TASK INPUTS -
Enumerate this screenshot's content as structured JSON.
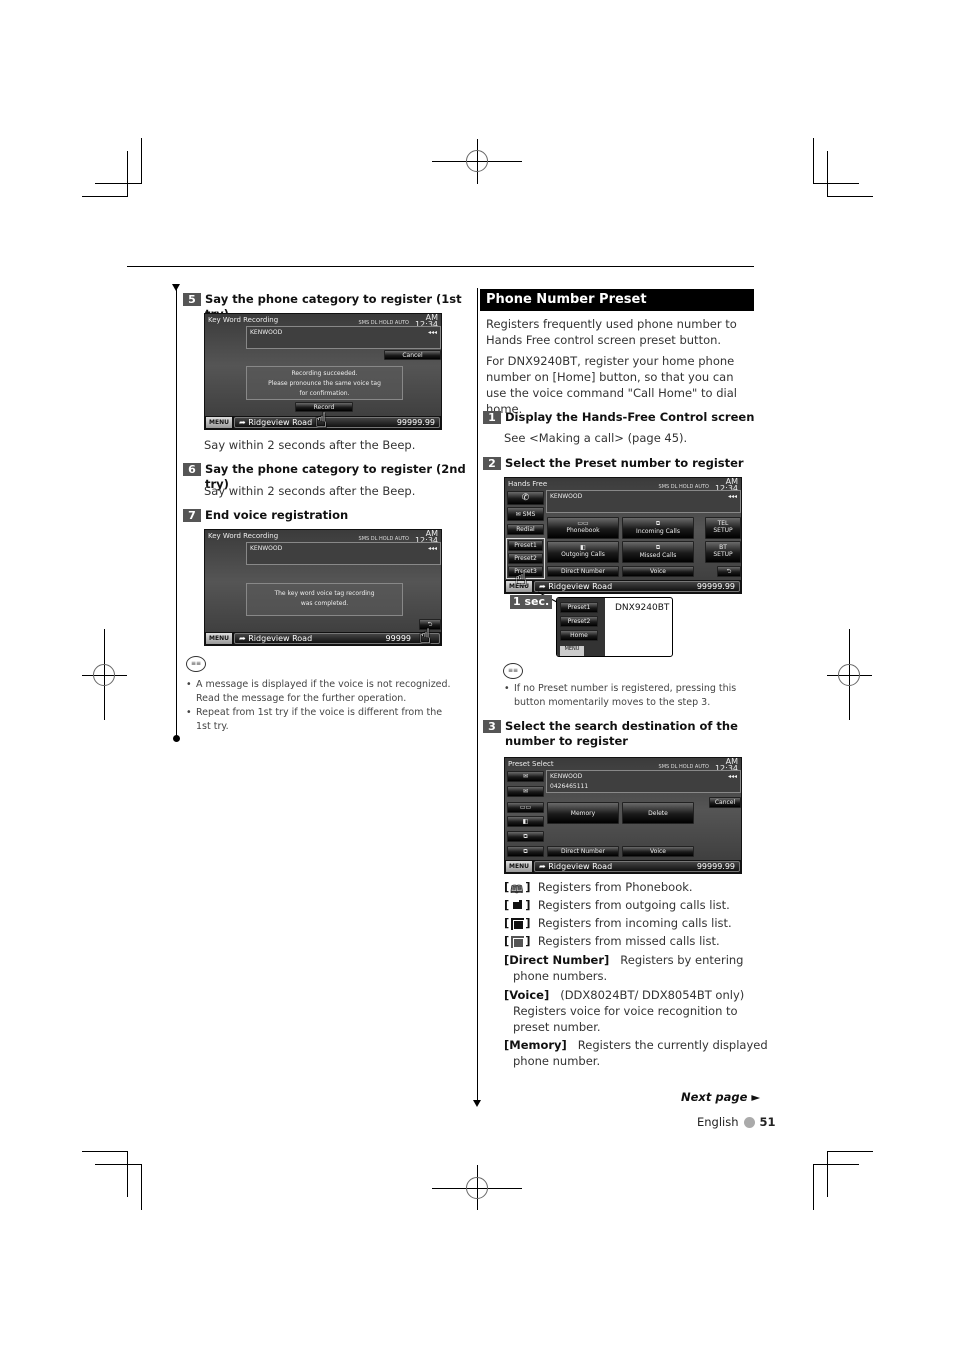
{
  "left": {
    "steps": [
      {
        "num": "5",
        "title": "Say the phone category to register (1st try)",
        "desc": "Say within 2 seconds after the Beep."
      },
      {
        "num": "6",
        "title": "Say the phone category to register (2nd try)",
        "desc": "Say within 2 seconds after the Beep."
      },
      {
        "num": "7",
        "title": "End voice registration"
      }
    ],
    "screen1": {
      "title": "Key Word Recording",
      "status": "SMS DL HOLD  AUTO",
      "clock_ampm": "AM",
      "clock": "12:34",
      "info": "KENWOOD",
      "cancel": "Cancel",
      "message": [
        "Recording succeeded.",
        "Please pronounce the same voice tag",
        "for confirmation."
      ],
      "record": "Record",
      "menu": "MENU",
      "road": "Ridgeview Road",
      "distance": "99999.99"
    },
    "screen2": {
      "title": "Key Word Recording",
      "status": "SMS DL HOLD  AUTO",
      "clock_ampm": "AM",
      "clock": "12:34",
      "info": "KENWOOD",
      "message": [
        "The key word voice tag recording",
        "was completed."
      ],
      "menu": "MENU",
      "road": "Ridgeview Road",
      "distance": "99999"
    },
    "notes": [
      "A message is displayed if the voice is not recognized. Read the message for the further operation.",
      "Repeat from 1st try if the voice is different from the 1st try."
    ]
  },
  "right": {
    "section_title": "Phone Number Preset",
    "intro1": "Registers frequently used phone number to Hands Free control screen preset button.",
    "intro2": "For DNX9240BT, register your home phone number on [Home] button, so that you can use the voice command \"Call Home\" to dial home.",
    "steps": [
      {
        "num": "1",
        "title": "Display the Hands-Free Control screen",
        "desc": "See <Making a call> (page 45)."
      },
      {
        "num": "2",
        "title": "Select the Preset number to register"
      },
      {
        "num": "3",
        "title": "Select the search destination of the number to register"
      }
    ],
    "hf_screen": {
      "title": "Hands Free",
      "status": "SMS DL HOLD  AUTO",
      "clock_ampm": "AM",
      "clock": "12:34",
      "info": "KENWOOD",
      "sms": "SMS",
      "redial": "Redial",
      "presets": [
        "Preset1",
        "Preset2",
        "Preset3"
      ],
      "buttons": {
        "phonebook": "Phonebook",
        "incoming": "Incoming Calls",
        "outgoing": "Outgoing Calls",
        "missed": "Missed Calls",
        "direct": "Direct Number",
        "voice": "Voice",
        "tel_setup": [
          "TEL",
          "SETUP"
        ],
        "bt_setup": [
          "BT",
          "SETUP"
        ]
      },
      "menu": "MENU",
      "road": "Ridgeview Road",
      "distance": "99999.99"
    },
    "hold_label": "1 sec.",
    "inset": {
      "presets": [
        "Preset1",
        "Preset2",
        "Home"
      ],
      "menu": "MENU",
      "model": "DNX9240BT"
    },
    "note": "If no Preset number is registered, pressing this button momentarily moves to the step 3.",
    "ps_screen": {
      "title": "Preset Select",
      "status": "SMS DL HOLD  AUTO",
      "clock_ampm": "AM",
      "clock": "12:34",
      "info_line1": "KENWOOD",
      "info_line2": "0426465111",
      "cancel": "Cancel",
      "memory": "Memory",
      "delete": "Delete",
      "direct": "Direct Number",
      "voice": "Voice",
      "menu": "MENU",
      "road": "Ridgeview Road",
      "distance": "99999.99"
    },
    "legend": [
      {
        "icon": "phonebook-icon",
        "text": "Registers from Phonebook."
      },
      {
        "icon": "outgoing-calls-icon",
        "text": "Registers from outgoing calls list."
      },
      {
        "icon": "incoming-calls-icon",
        "text": "Registers from incoming calls list."
      },
      {
        "icon": "missed-calls-icon",
        "text": "Registers from missed calls list."
      }
    ],
    "direct_label": "[Direct Number]",
    "direct_text": "Registers by entering phone numbers.",
    "voice_label": "[Voice]",
    "voice_text1": "(DDX8024BT/ DDX8054BT only)",
    "voice_text2": "Registers voice for voice recognition to preset number.",
    "memory_label": "[Memory]",
    "memory_text": "Registers the currently displayed phone number."
  },
  "footer": {
    "next_page": "Next page ►",
    "language": "English",
    "page_number": "51"
  }
}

TASK OBJECTIVE - Quote all of the entries word for word, omitting any pictures.

ANSWER IN FULL -
Enumerate this screenshot's content as structured JSON.
{
  "left": {
    "steps": [
      {
        "num": "5",
        "title": "Say the phone category to register (1st try)",
        "desc": "Say within 2 seconds after the Beep."
      },
      {
        "num": "6",
        "title": "Say the phone category to register (2nd try)",
        "desc": "Say within 2 seconds after the Beep."
      },
      {
        "num": "7",
        "title": "End voice registration"
      }
    ],
    "screen1": {
      "title": "Key Word Recording",
      "status": "SMS DL HOLD  AUTO",
      "clock_ampm": "AM",
      "clock": "12:34",
      "info": "KENWOOD",
      "cancel": "Cancel",
      "message": [
        "Recording succeeded.",
        "Please pronounce the same voice tag",
        "for confirmation."
      ],
      "record": "Record",
      "menu": "MENU",
      "road": "Ridgeview Road",
      "distance": "99999.99"
    },
    "screen2": {
      "title": "Key Word Recording",
      "status": "SMS DL HOLD  AUTO",
      "clock_ampm": "AM",
      "clock": "12:34",
      "info": "KENWOOD",
      "message": [
        "The key word voice tag recording",
        "was completed."
      ],
      "menu": "MENU",
      "road": "Ridgeview Road",
      "distance": "99999"
    },
    "notes": [
      "A message is displayed if the voice is not recognized. Read the message for the further operation.",
      "Repeat from 1st try if the voice is different from the 1st try."
    ]
  },
  "right": {
    "section_title": "Phone Number Preset",
    "intro1": "Registers frequently used phone number to Hands Free control screen preset button.",
    "intro2": "For DNX9240BT, register your home phone number on [Home] button, so that you can use the voice command \"Call Home\" to dial home.",
    "steps": [
      {
        "num": "1",
        "title": "Display the Hands-Free Control screen",
        "desc": "See <Making a call> (page 45)."
      },
      {
        "num": "2",
        "title": "Select the Preset number to register"
      },
      {
        "num": "3",
        "title": "Select the search destination of the number to register"
      }
    ],
    "hf_screen": {
      "title": "Hands Free",
      "status": "SMS DL HOLD  AUTO",
      "clock_ampm": "AM",
      "clock": "12:34",
      "info": "KENWOOD",
      "sms": "SMS",
      "redial": "Redial",
      "presets": [
        "Preset1",
        "Preset2",
        "Preset3"
      ],
      "buttons": {
        "phonebook": "Phonebook",
        "incoming": "Incoming Calls",
        "outgoing": "Outgoing Calls",
        "missed": "Missed Calls",
        "direct": "Direct Number",
        "voice": "Voice",
        "tel_setup": [
          "TEL",
          "SETUP"
        ],
        "bt_setup": [
          "BT",
          "SETUP"
        ]
      },
      "menu": "MENU",
      "road": "Ridgeview Road",
      "distance": "99999.99"
    },
    "hold_label": "1 sec.",
    "inset": {
      "presets": [
        "Preset1",
        "Preset2",
        "Home"
      ],
      "menu": "MENU",
      "model": "DNX9240BT"
    },
    "note": "If no Preset number is registered, pressing this button momentarily moves to the step 3.",
    "ps_screen": {
      "title": "Preset Select",
      "status": "SMS DL HOLD  AUTO",
      "clock_ampm": "AM",
      "clock": "12:34",
      "info_line1": "KENWOOD",
      "info_line2": "0426465111",
      "cancel": "Cancel",
      "memory": "Memory",
      "delete": "Delete",
      "direct": "Direct Number",
      "voice": "Voice",
      "menu": "MENU",
      "road": "Ridgeview Road",
      "distance": "99999.99"
    },
    "legend": [
      {
        "icon": "phonebook-icon",
        "text": "Registers from Phonebook."
      },
      {
        "icon": "outgoing-calls-icon",
        "text": "Registers from outgoing calls list."
      },
      {
        "icon": "incoming-calls-icon",
        "text": "Registers from incoming calls list."
      },
      {
        "icon": "missed-calls-icon",
        "text": "Registers from missed calls list."
      }
    ],
    "direct_label": "[Direct Number]",
    "direct_text": "Registers by entering phone numbers.",
    "voice_label": "[Voice]",
    "voice_text1": "(DDX8024BT/ DDX8054BT only)",
    "voice_text2": "Registers voice for voice recognition to preset number.",
    "memory_label": "[Memory]",
    "memory_text": "Registers the currently displayed phone number."
  },
  "footer": {
    "next_page": "Next page ►",
    "language": "English",
    "page_number": "51"
  }
}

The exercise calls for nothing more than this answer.